▸ **GIVEN TASK**:
Extract all lines in the data that contain the word "三重压力".

— BEGIN DATASET ROWS —

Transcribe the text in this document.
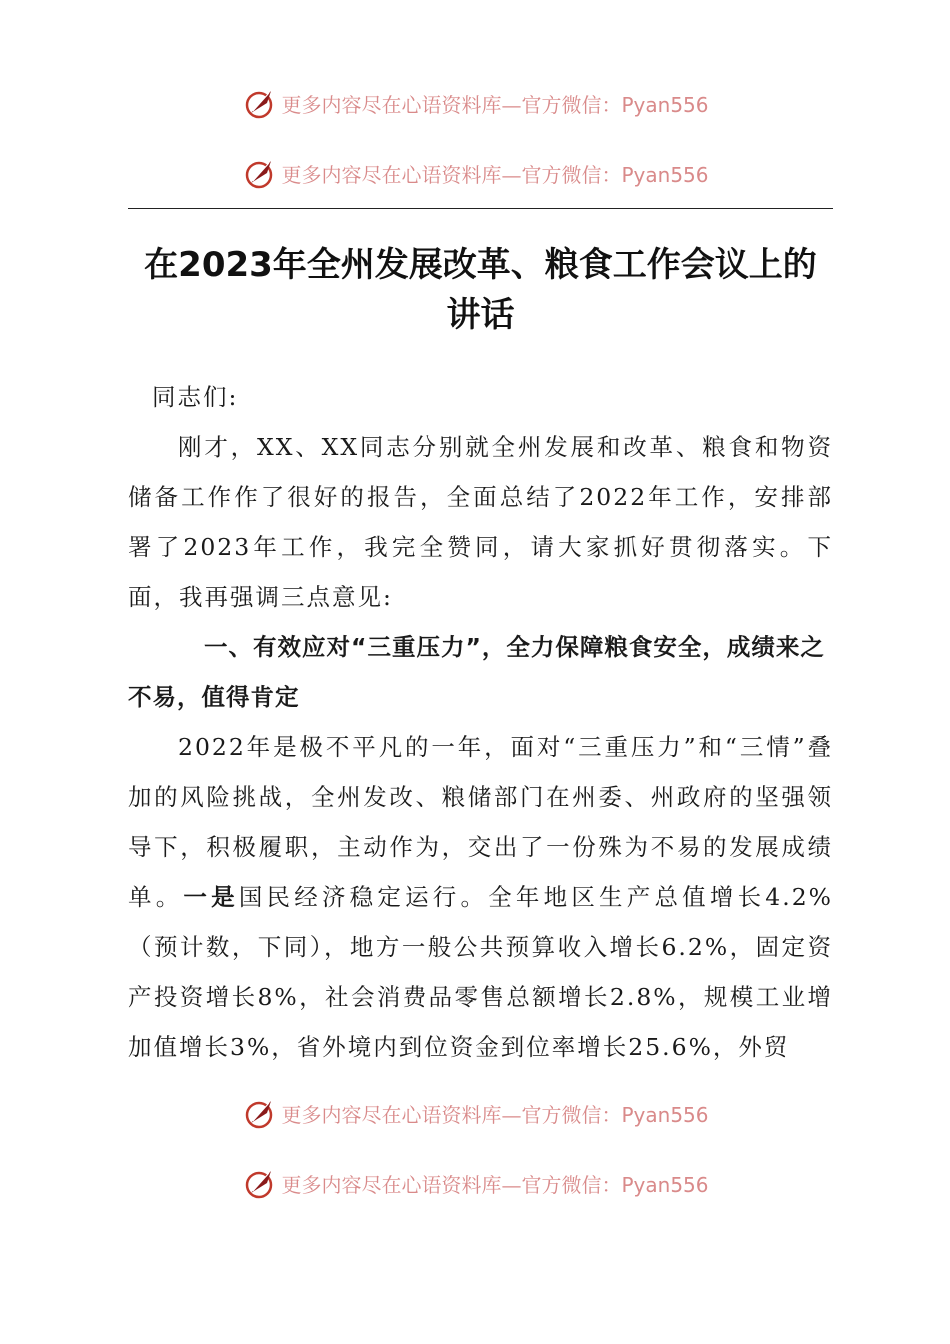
更多内容尽在心语资料库—官方微信：Pyan556
更多内容尽在心语资料库—官方微信：Pyan556
在2023年全州发展改革、粮食工作会议上的
讲话

同志们:

刚才，XX、XX同志分别就全州发展和改革、粮食和物资储备工作作了很好的报告，全面总结了2022年工作，安排部署了2023年工作，我完全赞同，请大家抓好贯彻落实。下面，我再强调三点意见:

一、有效应对“三重压力”，全力保障粮食安全，成绩来之不易，值得肯定

2022年是极不平凡的一年，面对“三重压力”和“三情”叠加的风险挑战，全州发改、粮储部门在州委、州政府的坚强领导下，积极履职，主动作为，交出了一份殊为不易的发展成绩单。一是国民经济稳定运行。全年地区生产总值增长4.2%（预计数，下同），地方一般公共预算收入增长6.2%，固定资产投资增长8%，社会消费品零售总额增长2.8%，规模工业增加值增长3%，省外境内到位资金到位率增长25.6%，外贸

更多内容尽在心语资料库—官方微信：Pyan556
更多内容尽在心语资料库—官方微信：Pyan556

— END DATASET ROWS —

▸ **WRITTEN RESPONSE**:
一、有效应对“三重压力”，全力保障粮食安全，成绩来之不易，值得肯定
2022年是极不平凡的一年，面对“三重压力”和“三情”叠加的风险挑战，全州发改、粮储部门在州委、州政府的坚强领导下，积极履职，主动作为，交出了一份殊为不易的发展成绩单。一是国民经济稳定运行。全年地区生产总值增长4.2%（预计数，下同），地方一般公共预算收入增长6.2%，固定资产投资增长8%，社会消费品零售总额增长2.8%，规模工业增加值增长3%，省外境内到位资金到位率增长25.6%，外贸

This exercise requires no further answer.